- Set exercise -
Look through the data and write out every line with the word "true" in it.

- Exercise material -
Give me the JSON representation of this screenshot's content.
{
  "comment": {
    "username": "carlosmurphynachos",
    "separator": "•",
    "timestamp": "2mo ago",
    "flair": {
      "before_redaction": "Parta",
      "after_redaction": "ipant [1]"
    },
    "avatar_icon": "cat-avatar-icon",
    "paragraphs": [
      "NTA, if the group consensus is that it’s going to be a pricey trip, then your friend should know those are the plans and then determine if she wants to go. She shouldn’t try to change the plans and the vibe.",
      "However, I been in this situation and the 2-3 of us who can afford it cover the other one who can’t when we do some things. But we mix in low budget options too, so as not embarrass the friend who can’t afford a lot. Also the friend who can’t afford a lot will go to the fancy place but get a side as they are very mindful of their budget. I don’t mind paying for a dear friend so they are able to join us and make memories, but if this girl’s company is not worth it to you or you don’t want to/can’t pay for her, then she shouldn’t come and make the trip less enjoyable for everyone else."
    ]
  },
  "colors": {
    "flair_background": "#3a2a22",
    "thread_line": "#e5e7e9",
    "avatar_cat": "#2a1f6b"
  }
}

...

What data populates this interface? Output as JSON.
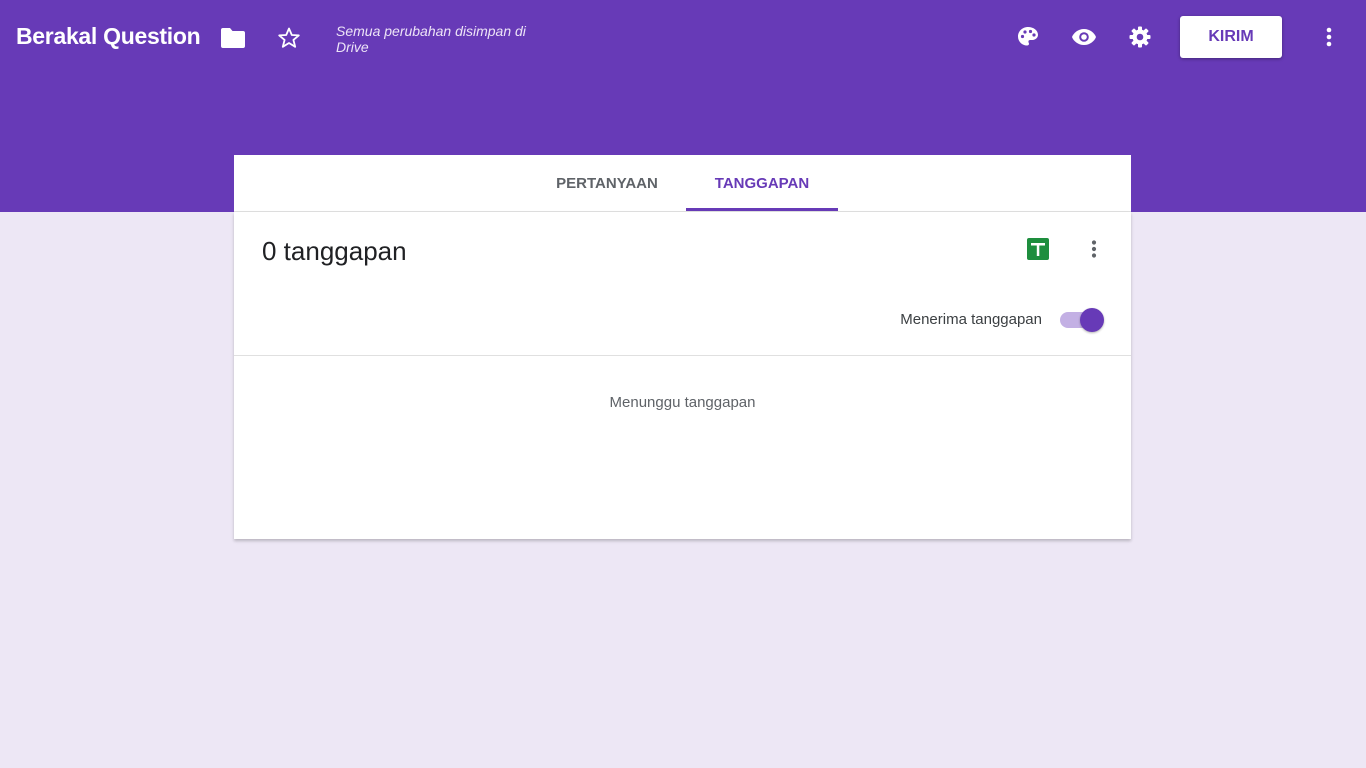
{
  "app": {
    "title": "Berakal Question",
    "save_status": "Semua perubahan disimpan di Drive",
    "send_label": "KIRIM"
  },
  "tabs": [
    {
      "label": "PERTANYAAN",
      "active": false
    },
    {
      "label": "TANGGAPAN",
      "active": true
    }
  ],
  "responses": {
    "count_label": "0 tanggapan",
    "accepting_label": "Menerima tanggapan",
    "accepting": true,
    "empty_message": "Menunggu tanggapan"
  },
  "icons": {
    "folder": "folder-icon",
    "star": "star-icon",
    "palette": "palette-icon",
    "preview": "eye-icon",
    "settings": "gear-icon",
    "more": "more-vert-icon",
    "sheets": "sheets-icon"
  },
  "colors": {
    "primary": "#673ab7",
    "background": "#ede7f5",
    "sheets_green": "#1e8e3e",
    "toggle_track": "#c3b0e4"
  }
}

==

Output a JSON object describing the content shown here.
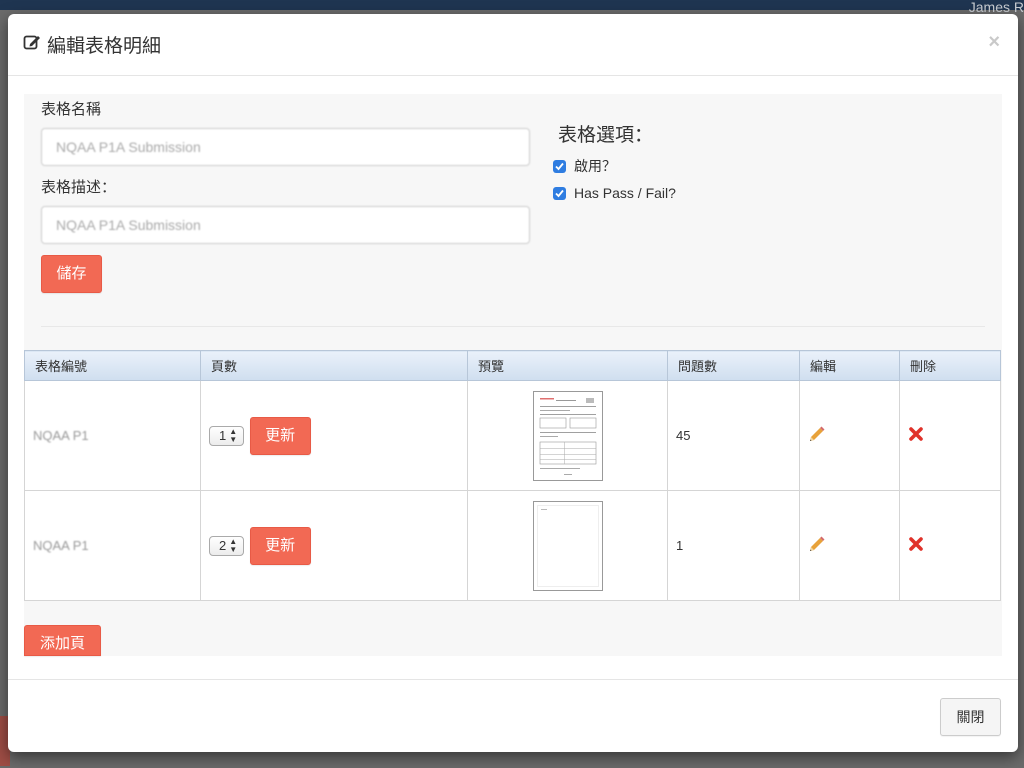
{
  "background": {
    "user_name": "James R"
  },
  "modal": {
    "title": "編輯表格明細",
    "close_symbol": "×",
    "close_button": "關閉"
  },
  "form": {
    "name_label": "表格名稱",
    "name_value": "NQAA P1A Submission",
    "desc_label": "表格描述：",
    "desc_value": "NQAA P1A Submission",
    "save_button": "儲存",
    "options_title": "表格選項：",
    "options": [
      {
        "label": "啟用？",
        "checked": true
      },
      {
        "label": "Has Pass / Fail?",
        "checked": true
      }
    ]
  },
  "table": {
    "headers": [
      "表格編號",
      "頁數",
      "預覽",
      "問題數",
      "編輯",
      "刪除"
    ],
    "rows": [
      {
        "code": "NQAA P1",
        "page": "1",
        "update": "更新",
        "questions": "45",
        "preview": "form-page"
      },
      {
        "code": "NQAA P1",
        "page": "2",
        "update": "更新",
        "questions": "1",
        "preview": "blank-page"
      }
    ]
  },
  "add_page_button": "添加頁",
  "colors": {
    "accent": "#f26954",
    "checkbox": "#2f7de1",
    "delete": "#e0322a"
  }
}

- Full response -
      "active": true
    "accepting": true,
        "checked": true
        "checked": true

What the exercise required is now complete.